Data entries:
========================================
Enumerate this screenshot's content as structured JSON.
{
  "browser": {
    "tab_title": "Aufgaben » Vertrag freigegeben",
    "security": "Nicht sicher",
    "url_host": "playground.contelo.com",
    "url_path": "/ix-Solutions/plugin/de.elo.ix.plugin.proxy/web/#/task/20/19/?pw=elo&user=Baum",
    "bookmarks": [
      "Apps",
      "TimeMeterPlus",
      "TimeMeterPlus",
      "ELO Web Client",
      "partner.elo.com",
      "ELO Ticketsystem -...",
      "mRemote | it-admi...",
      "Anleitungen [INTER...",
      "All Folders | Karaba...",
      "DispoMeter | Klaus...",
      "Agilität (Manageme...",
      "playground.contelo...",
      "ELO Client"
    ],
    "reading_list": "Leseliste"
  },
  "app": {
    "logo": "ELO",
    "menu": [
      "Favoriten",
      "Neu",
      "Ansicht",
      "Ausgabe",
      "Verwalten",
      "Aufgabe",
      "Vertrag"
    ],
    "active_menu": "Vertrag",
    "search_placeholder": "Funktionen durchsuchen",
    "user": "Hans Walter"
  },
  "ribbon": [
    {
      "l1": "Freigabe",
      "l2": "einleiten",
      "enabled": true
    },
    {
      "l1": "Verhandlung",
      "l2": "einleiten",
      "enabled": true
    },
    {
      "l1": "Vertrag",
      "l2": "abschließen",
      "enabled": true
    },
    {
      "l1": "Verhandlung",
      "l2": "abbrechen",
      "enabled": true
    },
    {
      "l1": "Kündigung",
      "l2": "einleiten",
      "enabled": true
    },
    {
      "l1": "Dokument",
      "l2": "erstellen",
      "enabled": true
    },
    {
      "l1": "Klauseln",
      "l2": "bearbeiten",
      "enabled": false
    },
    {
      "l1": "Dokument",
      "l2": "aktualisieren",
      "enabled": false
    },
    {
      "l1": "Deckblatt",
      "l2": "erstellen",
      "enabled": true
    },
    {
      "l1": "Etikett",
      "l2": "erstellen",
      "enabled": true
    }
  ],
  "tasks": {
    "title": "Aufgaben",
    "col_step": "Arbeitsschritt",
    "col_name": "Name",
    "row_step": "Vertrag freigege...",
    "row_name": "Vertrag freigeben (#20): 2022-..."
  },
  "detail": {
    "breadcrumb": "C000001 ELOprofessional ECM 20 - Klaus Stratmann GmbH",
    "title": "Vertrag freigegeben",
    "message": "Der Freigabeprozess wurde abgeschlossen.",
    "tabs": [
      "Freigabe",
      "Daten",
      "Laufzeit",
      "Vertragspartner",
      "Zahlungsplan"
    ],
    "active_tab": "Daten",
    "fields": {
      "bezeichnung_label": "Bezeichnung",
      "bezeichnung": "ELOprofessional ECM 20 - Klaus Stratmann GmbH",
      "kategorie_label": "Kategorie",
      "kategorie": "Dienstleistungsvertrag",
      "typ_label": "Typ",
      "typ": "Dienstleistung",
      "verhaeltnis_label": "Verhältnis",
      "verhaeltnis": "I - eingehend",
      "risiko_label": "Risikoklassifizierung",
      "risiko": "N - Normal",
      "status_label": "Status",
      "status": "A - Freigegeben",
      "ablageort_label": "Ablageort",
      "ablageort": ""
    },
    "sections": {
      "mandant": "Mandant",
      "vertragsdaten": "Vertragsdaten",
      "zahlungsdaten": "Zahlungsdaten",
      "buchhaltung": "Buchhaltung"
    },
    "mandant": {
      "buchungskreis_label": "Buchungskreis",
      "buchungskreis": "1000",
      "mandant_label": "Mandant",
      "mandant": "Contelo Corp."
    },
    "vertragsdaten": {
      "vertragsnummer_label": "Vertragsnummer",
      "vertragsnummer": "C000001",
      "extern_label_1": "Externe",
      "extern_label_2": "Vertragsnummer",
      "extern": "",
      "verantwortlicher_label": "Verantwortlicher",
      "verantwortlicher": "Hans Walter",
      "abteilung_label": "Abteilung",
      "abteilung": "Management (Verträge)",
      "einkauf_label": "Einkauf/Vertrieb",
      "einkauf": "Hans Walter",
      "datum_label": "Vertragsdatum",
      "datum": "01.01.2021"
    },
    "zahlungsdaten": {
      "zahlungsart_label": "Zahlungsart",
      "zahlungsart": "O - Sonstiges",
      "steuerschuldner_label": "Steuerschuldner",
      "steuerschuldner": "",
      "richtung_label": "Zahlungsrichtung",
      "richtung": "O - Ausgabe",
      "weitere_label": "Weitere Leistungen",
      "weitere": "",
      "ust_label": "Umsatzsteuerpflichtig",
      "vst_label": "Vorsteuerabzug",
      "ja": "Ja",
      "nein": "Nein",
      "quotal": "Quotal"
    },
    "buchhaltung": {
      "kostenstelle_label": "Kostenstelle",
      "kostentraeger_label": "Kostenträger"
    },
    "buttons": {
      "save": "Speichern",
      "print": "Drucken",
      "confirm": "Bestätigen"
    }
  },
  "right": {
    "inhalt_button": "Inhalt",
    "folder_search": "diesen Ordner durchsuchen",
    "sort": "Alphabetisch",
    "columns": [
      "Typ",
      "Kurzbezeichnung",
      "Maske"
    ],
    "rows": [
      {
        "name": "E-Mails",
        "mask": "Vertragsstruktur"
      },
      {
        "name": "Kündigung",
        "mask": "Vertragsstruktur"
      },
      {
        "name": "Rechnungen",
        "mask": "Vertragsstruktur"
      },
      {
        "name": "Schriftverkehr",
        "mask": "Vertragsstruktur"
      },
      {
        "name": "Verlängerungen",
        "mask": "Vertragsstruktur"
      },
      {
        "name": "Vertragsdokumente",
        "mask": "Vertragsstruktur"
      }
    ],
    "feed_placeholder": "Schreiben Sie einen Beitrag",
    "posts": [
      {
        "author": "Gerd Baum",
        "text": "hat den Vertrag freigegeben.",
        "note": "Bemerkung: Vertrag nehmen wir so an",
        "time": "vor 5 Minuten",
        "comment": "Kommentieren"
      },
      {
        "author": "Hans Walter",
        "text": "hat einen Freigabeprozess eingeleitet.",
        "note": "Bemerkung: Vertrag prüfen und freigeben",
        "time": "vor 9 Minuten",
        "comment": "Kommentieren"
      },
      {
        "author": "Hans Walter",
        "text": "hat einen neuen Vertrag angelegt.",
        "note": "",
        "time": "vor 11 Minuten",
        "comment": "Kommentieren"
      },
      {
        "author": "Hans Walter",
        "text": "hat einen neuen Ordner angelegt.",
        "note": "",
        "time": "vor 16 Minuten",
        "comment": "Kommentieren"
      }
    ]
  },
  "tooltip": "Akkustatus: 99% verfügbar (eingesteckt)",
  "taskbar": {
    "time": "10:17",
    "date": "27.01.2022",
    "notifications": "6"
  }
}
========================================
Set task: From the records above, extract every line exactly as it stands.

Answer for the task:
Enumerate this screenshot's content as structured JSON.
{
  "browser": {
    "tab_title": "Aufgaben » Vertrag freigegeben",
    "security": "Nicht sicher",
    "url_host": "playground.contelo.com",
    "url_path": "/ix-Solutions/plugin/de.elo.ix.plugin.proxy/web/#/task/20/19/?pw=elo&user=Baum",
    "bookmarks": [
      "Apps",
      "TimeMeterPlus",
      "TimeMeterPlus",
      "ELO Web Client",
      "partner.elo.com",
      "ELO Ticketsystem -...",
      "mRemote | it-admi...",
      "Anleitungen [INTER...",
      "All Folders | Karaba...",
      "DispoMeter | Klaus...",
      "Agilität (Manageme...",
      "playground.contelo...",
      "ELO Client"
    ],
    "reading_list": "Leseliste"
  },
  "app": {
    "logo": "ELO",
    "menu": [
      "Favoriten",
      "Neu",
      "Ansicht",
      "Ausgabe",
      "Verwalten",
      "Aufgabe",
      "Vertrag"
    ],
    "active_menu": "Vertrag",
    "search_placeholder": "Funktionen durchsuchen",
    "user": "Hans Walter"
  },
  "ribbon": [
    {
      "l1": "Freigabe",
      "l2": "einleiten",
      "enabled": true
    },
    {
      "l1": "Verhandlung",
      "l2": "einleiten",
      "enabled": true
    },
    {
      "l1": "Vertrag",
      "l2": "abschließen",
      "enabled": true
    },
    {
      "l1": "Verhandlung",
      "l2": "abbrechen",
      "enabled": true
    },
    {
      "l1": "Kündigung",
      "l2": "einleiten",
      "enabled": true
    },
    {
      "l1": "Dokument",
      "l2": "erstellen",
      "enabled": true
    },
    {
      "l1": "Klauseln",
      "l2": "bearbeiten",
      "enabled": false
    },
    {
      "l1": "Dokument",
      "l2": "aktualisieren",
      "enabled": false
    },
    {
      "l1": "Deckblatt",
      "l2": "erstellen",
      "enabled": true
    },
    {
      "l1": "Etikett",
      "l2": "erstellen",
      "enabled": true
    }
  ],
  "tasks": {
    "title": "Aufgaben",
    "col_step": "Arbeitsschritt",
    "col_name": "Name",
    "row_step": "Vertrag freigege...",
    "row_name": "Vertrag freigeben (#20): 2022-..."
  },
  "detail": {
    "breadcrumb": "C000001 ELOprofessional ECM 20 - Klaus Stratmann GmbH",
    "title": "Vertrag freigegeben",
    "message": "Der Freigabeprozess wurde abgeschlossen.",
    "tabs": [
      "Freigabe",
      "Daten",
      "Laufzeit",
      "Vertragspartner",
      "Zahlungsplan"
    ],
    "active_tab": "Daten",
    "fields": {
      "bezeichnung_label": "Bezeichnung",
      "bezeichnung": "ELOprofessional ECM 20 - Klaus Stratmann GmbH",
      "kategorie_label": "Kategorie",
      "kategorie": "Dienstleistungsvertrag",
      "typ_label": "Typ",
      "typ": "Dienstleistung",
      "verhaeltnis_label": "Verhältnis",
      "verhaeltnis": "I - eingehend",
      "risiko_label": "Risikoklassifizierung",
      "risiko": "N - Normal",
      "status_label": "Status",
      "status": "A - Freigegeben",
      "ablageort_label": "Ablageort",
      "ablageort": ""
    },
    "sections": {
      "mandant": "Mandant",
      "vertragsdaten": "Vertragsdaten",
      "zahlungsdaten": "Zahlungsdaten",
      "buchhaltung": "Buchhaltung"
    },
    "mandant": {
      "buchungskreis_label": "Buchungskreis",
      "buchungskreis": "1000",
      "mandant_label": "Mandant",
      "mandant": "Contelo Corp."
    },
    "vertragsdaten": {
      "vertragsnummer_label": "Vertragsnummer",
      "vertragsnummer": "C000001",
      "extern_label_1": "Externe",
      "extern_label_2": "Vertragsnummer",
      "extern": "",
      "verantwortlicher_label": "Verantwortlicher",
      "verantwortlicher": "Hans Walter",
      "abteilung_label": "Abteilung",
      "abteilung": "Management (Verträge)",
      "einkauf_label": "Einkauf/Vertrieb",
      "einkauf": "Hans Walter",
      "datum_label": "Vertragsdatum",
      "datum": "01.01.2021"
    },
    "zahlungsdaten": {
      "zahlungsart_label": "Zahlungsart",
      "zahlungsart": "O - Sonstiges",
      "steuerschuldner_label": "Steuerschuldner",
      "steuerschuldner": "",
      "richtung_label": "Zahlungsrichtung",
      "richtung": "O - Ausgabe",
      "weitere_label": "Weitere Leistungen",
      "weitere": "",
      "ust_label": "Umsatzsteuerpflichtig",
      "vst_label": "Vorsteuerabzug",
      "ja": "Ja",
      "nein": "Nein",
      "quotal": "Quotal"
    },
    "buchhaltung": {
      "kostenstelle_label": "Kostenstelle",
      "kostentraeger_label": "Kostenträger"
    },
    "buttons": {
      "save": "Speichern",
      "print": "Drucken",
      "confirm": "Bestätigen"
    }
  },
  "right": {
    "inhalt_button": "Inhalt",
    "folder_search": "diesen Ordner durchsuchen",
    "sort": "Alphabetisch",
    "columns": [
      "Typ",
      "Kurzbezeichnung",
      "Maske"
    ],
    "rows": [
      {
        "name": "E-Mails",
        "mask": "Vertragsstruktur"
      },
      {
        "name": "Kündigung",
        "mask": "Vertragsstruktur"
      },
      {
        "name": "Rechnungen",
        "mask": "Vertragsstruktur"
      },
      {
        "name": "Schriftverkehr",
        "mask": "Vertragsstruktur"
      },
      {
        "name": "Verlängerungen",
        "mask": "Vertragsstruktur"
      },
      {
        "name": "Vertragsdokumente",
        "mask": "Vertragsstruktur"
      }
    ],
    "feed_placeholder": "Schreiben Sie einen Beitrag",
    "posts": [
      {
        "author": "Gerd Baum",
        "text": "hat den Vertrag freigegeben.",
        "note": "Bemerkung: Vertrag nehmen wir so an",
        "time": "vor 5 Minuten",
        "comment": "Kommentieren"
      },
      {
        "author": "Hans Walter",
        "text": "hat einen Freigabeprozess eingeleitet.",
        "note": "Bemerkung: Vertrag prüfen und freigeben",
        "time": "vor 9 Minuten",
        "comment": "Kommentieren"
      },
      {
        "author": "Hans Walter",
        "text": "hat einen neuen Vertrag angelegt.",
        "note": "",
        "time": "vor 11 Minuten",
        "comment": "Kommentieren"
      },
      {
        "author": "Hans Walter",
        "text": "hat einen neuen Ordner angelegt.",
        "note": "",
        "time": "vor 16 Minuten",
        "comment": "Kommentieren"
      }
    ]
  },
  "tooltip": "Akkustatus: 99% verfügbar (eingesteckt)",
  "taskbar": {
    "time": "10:17",
    "date": "27.01.2022",
    "notifications": "6"
  }
}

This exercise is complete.